Locate each line in the records containing "name". Copy it.

- [Material for the task]
..........

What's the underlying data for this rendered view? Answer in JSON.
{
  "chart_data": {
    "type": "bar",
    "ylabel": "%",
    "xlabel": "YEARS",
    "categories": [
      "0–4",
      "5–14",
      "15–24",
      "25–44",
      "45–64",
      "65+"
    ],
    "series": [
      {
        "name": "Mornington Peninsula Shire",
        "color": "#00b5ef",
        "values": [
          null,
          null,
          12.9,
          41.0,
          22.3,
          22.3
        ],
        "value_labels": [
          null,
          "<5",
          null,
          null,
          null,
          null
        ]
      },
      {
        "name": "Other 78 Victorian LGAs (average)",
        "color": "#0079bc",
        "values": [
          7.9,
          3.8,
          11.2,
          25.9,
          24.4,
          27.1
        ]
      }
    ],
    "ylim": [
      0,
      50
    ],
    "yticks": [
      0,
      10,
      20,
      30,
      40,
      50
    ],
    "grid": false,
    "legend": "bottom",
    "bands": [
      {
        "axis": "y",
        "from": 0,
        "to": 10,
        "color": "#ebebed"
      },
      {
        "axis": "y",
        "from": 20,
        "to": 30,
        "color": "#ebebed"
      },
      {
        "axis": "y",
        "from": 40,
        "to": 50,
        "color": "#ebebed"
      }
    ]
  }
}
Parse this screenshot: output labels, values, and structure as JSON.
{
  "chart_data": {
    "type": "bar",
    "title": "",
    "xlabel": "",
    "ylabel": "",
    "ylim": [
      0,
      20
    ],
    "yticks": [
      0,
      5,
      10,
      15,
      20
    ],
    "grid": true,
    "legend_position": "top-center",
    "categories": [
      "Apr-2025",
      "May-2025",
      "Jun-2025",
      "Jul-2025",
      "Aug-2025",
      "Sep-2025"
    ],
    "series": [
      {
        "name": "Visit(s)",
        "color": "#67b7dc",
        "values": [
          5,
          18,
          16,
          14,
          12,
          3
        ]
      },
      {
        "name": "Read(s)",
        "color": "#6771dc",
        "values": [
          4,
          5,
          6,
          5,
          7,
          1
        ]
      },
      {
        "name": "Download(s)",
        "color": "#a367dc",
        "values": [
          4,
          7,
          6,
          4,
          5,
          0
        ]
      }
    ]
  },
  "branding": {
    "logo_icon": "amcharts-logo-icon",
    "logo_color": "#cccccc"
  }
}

..........

- [Full output]
        "name": "Mornington Peninsula Shire",
        "name": "Other 78 Victorian LGAs (average)",
        "name": "Visit(s)",
        "name": "Read(s)",
        "name": "Download(s)",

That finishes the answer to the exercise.